Work instructions: Write out every record below exactly as it appears.

Dataset items:
(begin)

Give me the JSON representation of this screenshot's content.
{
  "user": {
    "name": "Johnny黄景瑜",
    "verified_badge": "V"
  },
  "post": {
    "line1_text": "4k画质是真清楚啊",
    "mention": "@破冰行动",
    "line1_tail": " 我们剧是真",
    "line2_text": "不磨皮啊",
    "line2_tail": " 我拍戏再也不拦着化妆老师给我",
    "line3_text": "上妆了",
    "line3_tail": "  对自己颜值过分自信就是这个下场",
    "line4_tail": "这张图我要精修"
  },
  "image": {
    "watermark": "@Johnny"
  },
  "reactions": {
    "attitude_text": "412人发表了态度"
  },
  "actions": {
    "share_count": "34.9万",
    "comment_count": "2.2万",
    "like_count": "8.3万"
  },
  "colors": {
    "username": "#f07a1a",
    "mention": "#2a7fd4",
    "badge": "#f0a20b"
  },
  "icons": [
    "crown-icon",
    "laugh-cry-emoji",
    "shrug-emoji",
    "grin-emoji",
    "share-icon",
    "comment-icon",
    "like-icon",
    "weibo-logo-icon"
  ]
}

(end)

Correct answer:
Give me the JSON representation of this screenshot's content.
{
  "user": {
    "name": "Johnny黄景瑜",
    "verified_badge": "V"
  },
  "post": {
    "line1_text": "4k画质是真清楚啊",
    "mention": "@破冰行动",
    "line1_tail": " 我们剧是真",
    "line2_text": "不磨皮啊",
    "line2_tail": " 我拍戏再也不拦着化妆老师给我",
    "line3_text": "上妆了",
    "line3_tail": "  对自己颜值过分自信就是这个下场",
    "line4_tail": "这张图我要精修"
  },
  "image": {
    "watermark": "@Johnny"
  },
  "reactions": {
    "attitude_text": "412人发表了态度"
  },
  "actions": {
    "share_count": "34.9万",
    "comment_count": "2.2万",
    "like_count": "8.3万"
  },
  "colors": {
    "username": "#f07a1a",
    "mention": "#2a7fd4",
    "badge": "#f0a20b"
  },
  "icons": [
    "crown-icon",
    "laugh-cry-emoji",
    "shrug-emoji",
    "grin-emoji",
    "share-icon",
    "comment-icon",
    "like-icon",
    "weibo-logo-icon"
  ]
}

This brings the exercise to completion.